Task objective | Report every line from the material that contains the word "England".

━━━ Records for this task

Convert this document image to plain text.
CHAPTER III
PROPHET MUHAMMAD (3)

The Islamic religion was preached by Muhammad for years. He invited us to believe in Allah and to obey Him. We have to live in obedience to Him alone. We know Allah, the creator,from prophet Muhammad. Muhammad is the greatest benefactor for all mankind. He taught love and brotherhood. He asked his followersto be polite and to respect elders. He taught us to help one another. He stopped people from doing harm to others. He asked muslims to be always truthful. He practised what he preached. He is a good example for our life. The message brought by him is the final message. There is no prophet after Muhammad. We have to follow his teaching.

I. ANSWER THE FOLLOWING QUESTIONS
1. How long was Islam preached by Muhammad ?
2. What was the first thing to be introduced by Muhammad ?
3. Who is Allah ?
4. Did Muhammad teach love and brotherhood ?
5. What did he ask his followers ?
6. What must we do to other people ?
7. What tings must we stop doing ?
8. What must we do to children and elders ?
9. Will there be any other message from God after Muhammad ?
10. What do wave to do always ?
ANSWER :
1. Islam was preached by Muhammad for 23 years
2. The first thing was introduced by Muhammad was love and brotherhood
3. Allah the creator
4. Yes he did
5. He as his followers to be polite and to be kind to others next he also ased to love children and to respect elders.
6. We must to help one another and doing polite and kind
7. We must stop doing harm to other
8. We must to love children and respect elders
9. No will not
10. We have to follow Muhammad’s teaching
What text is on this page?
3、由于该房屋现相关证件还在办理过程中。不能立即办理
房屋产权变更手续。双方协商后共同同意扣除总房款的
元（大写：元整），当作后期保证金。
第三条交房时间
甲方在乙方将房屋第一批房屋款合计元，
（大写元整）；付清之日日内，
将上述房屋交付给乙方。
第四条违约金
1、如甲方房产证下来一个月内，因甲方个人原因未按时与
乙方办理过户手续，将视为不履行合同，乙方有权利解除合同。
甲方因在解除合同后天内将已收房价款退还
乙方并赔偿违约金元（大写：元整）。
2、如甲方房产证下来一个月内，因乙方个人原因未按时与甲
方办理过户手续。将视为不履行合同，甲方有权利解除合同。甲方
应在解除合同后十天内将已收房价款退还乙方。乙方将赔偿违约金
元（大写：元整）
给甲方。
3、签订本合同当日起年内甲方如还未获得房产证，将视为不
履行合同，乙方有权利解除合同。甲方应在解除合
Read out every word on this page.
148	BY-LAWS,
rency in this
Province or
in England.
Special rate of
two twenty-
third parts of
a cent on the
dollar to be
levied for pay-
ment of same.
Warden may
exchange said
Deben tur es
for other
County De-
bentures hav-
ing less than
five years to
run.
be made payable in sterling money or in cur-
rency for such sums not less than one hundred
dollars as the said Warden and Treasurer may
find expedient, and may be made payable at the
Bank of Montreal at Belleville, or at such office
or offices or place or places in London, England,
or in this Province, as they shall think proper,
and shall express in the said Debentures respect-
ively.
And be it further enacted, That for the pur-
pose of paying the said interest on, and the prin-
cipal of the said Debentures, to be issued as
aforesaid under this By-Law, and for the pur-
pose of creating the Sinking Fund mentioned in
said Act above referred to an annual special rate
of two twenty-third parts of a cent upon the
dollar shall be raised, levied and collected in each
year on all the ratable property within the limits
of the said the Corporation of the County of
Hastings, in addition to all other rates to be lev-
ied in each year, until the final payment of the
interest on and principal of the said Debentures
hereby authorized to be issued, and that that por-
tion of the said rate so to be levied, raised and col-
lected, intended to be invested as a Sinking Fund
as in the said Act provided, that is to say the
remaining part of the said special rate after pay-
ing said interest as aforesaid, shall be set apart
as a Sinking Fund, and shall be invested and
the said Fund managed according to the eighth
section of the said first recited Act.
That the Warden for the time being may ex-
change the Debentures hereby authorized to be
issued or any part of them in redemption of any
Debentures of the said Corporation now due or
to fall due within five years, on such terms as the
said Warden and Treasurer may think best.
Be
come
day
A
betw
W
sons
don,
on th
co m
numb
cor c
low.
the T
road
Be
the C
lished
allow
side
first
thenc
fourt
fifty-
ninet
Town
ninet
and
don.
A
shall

━━━━━━

Output for this exercise |
in England.
or offices or place or places in London, England,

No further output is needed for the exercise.